__Task objective__: Copy out each line exactly as it appears.

Items from a dataset
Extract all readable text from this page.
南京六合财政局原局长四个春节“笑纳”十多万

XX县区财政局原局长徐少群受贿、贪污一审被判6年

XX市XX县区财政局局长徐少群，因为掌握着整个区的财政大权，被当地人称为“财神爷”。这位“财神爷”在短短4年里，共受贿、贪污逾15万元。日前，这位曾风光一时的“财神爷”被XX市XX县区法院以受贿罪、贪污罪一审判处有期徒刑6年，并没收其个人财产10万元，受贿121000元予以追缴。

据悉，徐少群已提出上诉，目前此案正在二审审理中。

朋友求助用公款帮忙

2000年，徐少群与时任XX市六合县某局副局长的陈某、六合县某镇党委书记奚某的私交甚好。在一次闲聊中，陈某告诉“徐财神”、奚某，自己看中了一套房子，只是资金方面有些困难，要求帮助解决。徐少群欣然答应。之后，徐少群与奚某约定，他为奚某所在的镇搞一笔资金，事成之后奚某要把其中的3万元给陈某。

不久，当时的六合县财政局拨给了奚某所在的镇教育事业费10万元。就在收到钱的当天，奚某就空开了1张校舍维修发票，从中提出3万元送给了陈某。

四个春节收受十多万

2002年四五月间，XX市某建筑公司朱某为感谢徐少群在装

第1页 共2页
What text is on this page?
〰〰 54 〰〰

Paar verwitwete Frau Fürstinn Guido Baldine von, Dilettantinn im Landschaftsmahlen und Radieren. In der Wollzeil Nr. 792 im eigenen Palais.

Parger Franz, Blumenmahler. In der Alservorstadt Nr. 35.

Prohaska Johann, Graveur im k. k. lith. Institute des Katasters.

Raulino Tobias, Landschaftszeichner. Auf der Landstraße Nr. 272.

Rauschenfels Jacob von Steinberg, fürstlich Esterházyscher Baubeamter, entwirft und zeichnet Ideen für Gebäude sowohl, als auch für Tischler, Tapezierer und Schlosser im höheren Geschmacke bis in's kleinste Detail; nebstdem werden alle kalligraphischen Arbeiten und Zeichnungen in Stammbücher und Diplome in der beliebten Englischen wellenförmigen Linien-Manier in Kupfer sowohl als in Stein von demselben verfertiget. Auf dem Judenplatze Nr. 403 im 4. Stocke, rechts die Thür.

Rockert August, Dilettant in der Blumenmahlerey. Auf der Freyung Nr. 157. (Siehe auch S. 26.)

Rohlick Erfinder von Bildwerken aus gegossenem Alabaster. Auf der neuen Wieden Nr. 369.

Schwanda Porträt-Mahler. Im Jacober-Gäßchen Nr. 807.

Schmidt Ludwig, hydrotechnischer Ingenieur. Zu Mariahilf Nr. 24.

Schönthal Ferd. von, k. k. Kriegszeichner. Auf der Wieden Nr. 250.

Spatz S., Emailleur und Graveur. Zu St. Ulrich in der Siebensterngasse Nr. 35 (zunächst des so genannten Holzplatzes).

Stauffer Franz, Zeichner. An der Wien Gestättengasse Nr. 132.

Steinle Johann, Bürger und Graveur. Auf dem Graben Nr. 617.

__Solution__:
Extract all readable text from this page.
南京六合财政局原局长四个春节“笑纳”十多万

XX县区财政局原局长徐少群受贿、贪污一审被判6年

XX市XX县区财政局局长徐少群，因为掌握着整个区的财政大权，被当地人称为“财神爷”。这位“财神爷”在短短4年里，共受贿、贪污逾15万元。日前，这位曾风光一时的“财神爷”被XX市XX县区法院以受贿罪、贪污罪一审判处有期徒刑6年，并没收其个人财产10万元，受贿121000元予以追缴。

据悉，徐少群已提出上诉，目前此案正在二审审理中。

朋友求助用公款帮忙

2000年，徐少群与时任XX市六合县某局副局长的陈某、六合县某镇党委书记奚某的私交甚好。在一次闲聊中，陈某告诉“徐财神”、奚某，自己看中了一套房子，只是资金方面有些困难，要求帮助解决。徐少群欣然答应。之后，徐少群与奚某约定，他为奚某所在的镇搞一笔资金，事成之后奚某要把其中的3万元给陈某。

不久，当时的六合县财政局拨给了奚某所在的镇教育事业费10万元。就在收到钱的当天，奚某就空开了1张校舍维修发票，从中提出3万元送给了陈某。

四个春节收受十多万

2002年四五月间，XX市某建筑公司朱某为感谢徐少群在装

第1页 共2页
What text is on this page?
〰〰 54 〰〰

Paar verwitwete Frau Fürstinn Guido Baldine von, Dilettantinn im Landschaftsmahlen und Radieren. In der Wollzeil Nr. 792 im eigenen Palais.

Parger Franz, Blumenmahler. In der Alservorstadt Nr. 35.

Prohaska Johann, Graveur im k. k. lith. Institute des Katasters.

Raulino Tobias, Landschaftszeichner. Auf der Landstraße Nr. 272.

Rauschenfels Jacob von Steinberg, fürstlich Esterházyscher Baubeamter, entwirft und zeichnet Ideen für Gebäude sowohl, als auch für Tischler, Tapezierer und Schlosser im höheren Geschmacke bis in's kleinste Detail; nebstdem werden alle kalligraphischen Arbeiten und Zeichnungen in Stammbücher und Diplome in der beliebten Englischen wellenförmigen Linien-Manier in Kupfer sowohl als in Stein von demselben verfertiget. Auf dem Judenplatze Nr. 403 im 4. Stocke, rechts die Thür.

Rockert August, Dilettant in der Blumenmahlerey. Auf der Freyung Nr. 157. (Siehe auch S. 26.)

Rohlick Erfinder von Bildwerken aus gegossenem Alabaster. Auf der neuen Wieden Nr. 369.

Schwanda Porträt-Mahler. Im Jacober-Gäßchen Nr. 807.

Schmidt Ludwig, hydrotechnischer Ingenieur. Zu Mariahilf Nr. 24.

Schönthal Ferd. von, k. k. Kriegszeichner. Auf der Wieden Nr. 250.

Spatz S., Emailleur und Graveur. Zu St. Ulrich in der Siebensterngasse Nr. 35 (zunächst des so genannten Holzplatzes).

Stauffer Franz, Zeichner. An der Wien Gestättengasse Nr. 132.

Steinle Johann, Bürger und Graveur. Auf dem Graben Nr. 617.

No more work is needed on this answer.